Ajoutons à ces dégâts, le schéma de carrière actuel, constitué de 31 échelons, 6 classes et 4 grades, non seulement épuise nos universitaires, brise leur élan, mais désoriente la recherche. Un enseignant sur trois passe d’un grade d’assistanat au grade magistral par année. Et, en moyenne, on arrive au grade de professeurs titulaires à l’âge de 52 ans alors qu’ailleurs, il est de 31 ans. Depuis que l'Université existe, le nombre de ceux qui ont plafonné dans la carrière est infime. Le compte des professeurs de classe exceptionnelle ne dépasse pas celui des doigts d'une main. Ce qui fait que la recherche est toujours orientée carrière. Après l’inscription sur la liste d’aptitudes aux fonctions de professeur titulaire, si on n’est pas arrivé à l’âge de la retraite, on ne pense qu’à aller se reposer au lieu de continuer à en faire. Cette qualification est devenue une finalité. Ce qui se constate dans la pauvreté de notre bibliothèque scientifique nationale, dans notre médiocre participation à la construction du savoir universel ainsi que dans la faible considération de nos académies.
────────────────────────────────────────
Consigne:
Résumez en deux phrases le passage ci-dessus sur le schéma de carrière des universitaires.

Bloc de données:
────────────────────────────────────────
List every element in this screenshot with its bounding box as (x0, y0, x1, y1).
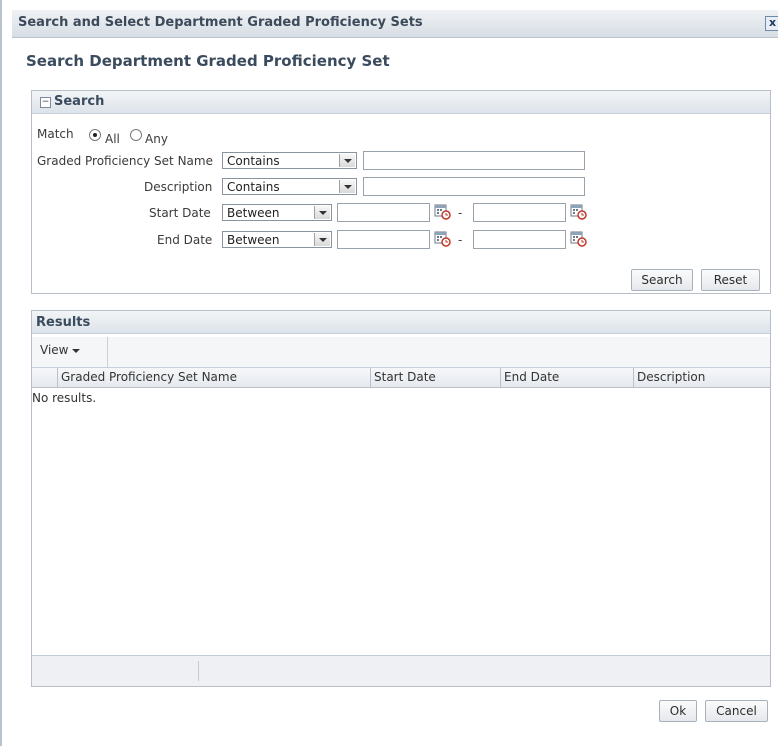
────────────────────────────────────────
Résultat:
Le schéma de carrière actuel, composé de 31 échelons, 6 classes et 4 grades, épuise les universitaires et désoriente la recherche : on accède en moyenne au grade de professeur titulaire à 52 ans, contre 31 ans ailleurs, et ceux qui ont plafonné dans la carrière sont très peu nombreux. La recherche reste ainsi orientée carrière, la qualification de professeur titulaire étant devenue une finalité, ce que traduisent la pauvreté de la bibliothèque scientifique nationale, la médiocre participation à la construction du savoir universel et la faible considération des académies.